◆ GIVEN TASK
Which lines in the records below contain the word "Book"? Copy each one out.
Begin DATA SECTION
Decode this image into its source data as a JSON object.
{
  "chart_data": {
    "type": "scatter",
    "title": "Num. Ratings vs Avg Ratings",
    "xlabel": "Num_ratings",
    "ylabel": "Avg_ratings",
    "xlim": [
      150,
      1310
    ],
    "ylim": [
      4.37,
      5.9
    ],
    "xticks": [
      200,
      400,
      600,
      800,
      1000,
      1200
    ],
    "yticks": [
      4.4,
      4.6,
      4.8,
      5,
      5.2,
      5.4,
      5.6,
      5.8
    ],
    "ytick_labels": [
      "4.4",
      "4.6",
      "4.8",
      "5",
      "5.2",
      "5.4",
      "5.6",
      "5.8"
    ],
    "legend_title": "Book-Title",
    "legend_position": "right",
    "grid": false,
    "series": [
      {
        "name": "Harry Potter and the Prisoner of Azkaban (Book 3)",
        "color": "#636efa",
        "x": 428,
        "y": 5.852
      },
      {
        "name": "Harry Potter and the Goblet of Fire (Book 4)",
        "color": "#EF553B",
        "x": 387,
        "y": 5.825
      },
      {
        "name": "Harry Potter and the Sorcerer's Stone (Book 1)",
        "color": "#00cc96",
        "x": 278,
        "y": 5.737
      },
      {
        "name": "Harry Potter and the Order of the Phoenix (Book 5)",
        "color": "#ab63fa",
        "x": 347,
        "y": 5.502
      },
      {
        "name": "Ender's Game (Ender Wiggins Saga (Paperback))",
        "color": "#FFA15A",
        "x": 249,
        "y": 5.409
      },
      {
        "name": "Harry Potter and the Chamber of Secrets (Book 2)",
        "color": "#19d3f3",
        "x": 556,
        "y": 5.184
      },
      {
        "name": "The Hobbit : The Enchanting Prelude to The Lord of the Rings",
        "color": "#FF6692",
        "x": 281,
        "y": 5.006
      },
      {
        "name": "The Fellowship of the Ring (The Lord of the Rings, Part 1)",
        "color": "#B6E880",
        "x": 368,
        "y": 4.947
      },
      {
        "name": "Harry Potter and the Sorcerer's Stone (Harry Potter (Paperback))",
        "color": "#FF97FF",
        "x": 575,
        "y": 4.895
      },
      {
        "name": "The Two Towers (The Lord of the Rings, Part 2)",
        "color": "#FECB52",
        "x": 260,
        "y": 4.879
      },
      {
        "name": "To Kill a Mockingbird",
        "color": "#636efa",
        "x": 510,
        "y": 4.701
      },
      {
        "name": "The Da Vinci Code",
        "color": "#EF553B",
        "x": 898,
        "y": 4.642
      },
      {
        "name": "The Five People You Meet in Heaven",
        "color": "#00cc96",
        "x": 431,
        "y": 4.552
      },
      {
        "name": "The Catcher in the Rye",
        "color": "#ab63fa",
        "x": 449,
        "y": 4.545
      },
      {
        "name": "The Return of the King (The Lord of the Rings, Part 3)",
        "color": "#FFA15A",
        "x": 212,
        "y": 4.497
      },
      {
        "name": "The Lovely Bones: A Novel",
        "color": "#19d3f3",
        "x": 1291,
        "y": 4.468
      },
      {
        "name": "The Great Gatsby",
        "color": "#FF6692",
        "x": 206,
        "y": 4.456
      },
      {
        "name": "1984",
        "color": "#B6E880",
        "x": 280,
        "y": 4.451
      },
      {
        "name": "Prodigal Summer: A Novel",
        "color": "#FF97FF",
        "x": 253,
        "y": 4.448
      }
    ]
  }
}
End DATA SECTION
◆ EXERCISE OUTPUT
    "legend_title": "Book-Title",
        "name": "Harry Potter and the Prisoner of Azkaban (Book 3)",
        "name": "Harry Potter and the Goblet of Fire (Book 4)",
        "name": "Harry Potter and the Sorcerer's Stone (Book 1)",
        "name": "Harry Potter and the Order of the Phoenix (Book 5)",
        "name": "Harry Potter and the Chamber of Secrets (Book 2)",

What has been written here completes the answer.